» STATED PROBLEM
Give the records back in full, exactly as they read.

» RECORDS TO PROCESS
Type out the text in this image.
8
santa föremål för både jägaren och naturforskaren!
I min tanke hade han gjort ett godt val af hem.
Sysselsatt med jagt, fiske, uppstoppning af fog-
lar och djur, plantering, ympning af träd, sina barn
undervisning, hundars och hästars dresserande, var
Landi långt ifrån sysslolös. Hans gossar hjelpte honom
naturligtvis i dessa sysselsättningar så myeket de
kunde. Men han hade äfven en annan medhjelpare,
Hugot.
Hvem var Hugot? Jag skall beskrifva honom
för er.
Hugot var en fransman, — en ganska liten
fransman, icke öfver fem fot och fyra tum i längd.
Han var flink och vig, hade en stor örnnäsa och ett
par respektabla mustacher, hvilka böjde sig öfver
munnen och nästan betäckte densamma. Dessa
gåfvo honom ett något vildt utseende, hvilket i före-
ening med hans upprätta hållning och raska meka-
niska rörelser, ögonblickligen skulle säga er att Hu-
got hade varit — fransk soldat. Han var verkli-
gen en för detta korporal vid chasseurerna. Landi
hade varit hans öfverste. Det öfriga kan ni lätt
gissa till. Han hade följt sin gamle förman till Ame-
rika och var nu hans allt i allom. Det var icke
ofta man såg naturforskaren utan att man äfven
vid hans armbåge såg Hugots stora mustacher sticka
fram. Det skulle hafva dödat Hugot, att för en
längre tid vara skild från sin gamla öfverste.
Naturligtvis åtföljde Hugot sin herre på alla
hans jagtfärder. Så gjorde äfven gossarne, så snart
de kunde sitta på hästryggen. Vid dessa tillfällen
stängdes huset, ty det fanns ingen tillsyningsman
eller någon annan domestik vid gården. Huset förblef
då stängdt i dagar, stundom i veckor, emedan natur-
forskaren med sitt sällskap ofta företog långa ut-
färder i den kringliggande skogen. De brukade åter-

» REPLY TO THE TASK
Type out the text in this image.
8
santa föremål för både jägaren och naturforskaren!
I min tanke hade han gjort ett godt val af hem.
Sysselsatt med jagt, fiske, uppstoppning af fog-
lar och djur, plantering, ympning af träd, sina barn
undervisning, hundars och hästars dresserande, var
Landi långt ifrån sysslolös. Hans gossar hjelpte honom
naturligtvis i dessa sysselsättningar så myeket de
kunde. Men han hade äfven en annan medhjelpare,
Hugot.
Hvem var Hugot? Jag skall beskrifva honom
för er.
Hugot var en fransman, — en ganska liten
fransman, icke öfver fem fot och fyra tum i längd.
Han var flink och vig, hade en stor örnnäsa och ett
par respektabla mustacher, hvilka böjde sig öfver
munnen och nästan betäckte densamma. Dessa
gåfvo honom ett något vildt utseende, hvilket i före-
ening med hans upprätta hållning och raska meka-
niska rörelser, ögonblickligen skulle säga er att Hu-
got hade varit — fransk soldat. Han var verkli-
gen en för detta korporal vid chasseurerna. Landi
hade varit hans öfverste. Det öfriga kan ni lätt
gissa till. Han hade följt sin gamle förman till Ame-
rika och var nu hans allt i allom. Det var icke
ofta man såg naturforskaren utan att man äfven
vid hans armbåge såg Hugots stora mustacher sticka
fram. Det skulle hafva dödat Hugot, att för en
längre tid vara skild från sin gamla öfverste.
Naturligtvis åtföljde Hugot sin herre på alla
hans jagtfärder. Så gjorde äfven gossarne, så snart
de kunde sitta på hästryggen. Vid dessa tillfällen
stängdes huset, ty det fanns ingen tillsyningsman
eller någon annan domestik vid gården. Huset förblef
då stängdt i dagar, stundom i veckor, emedan natur-
forskaren med sitt sällskap ofta företog långa ut-
färder i den kringliggande skogen. De brukade åter-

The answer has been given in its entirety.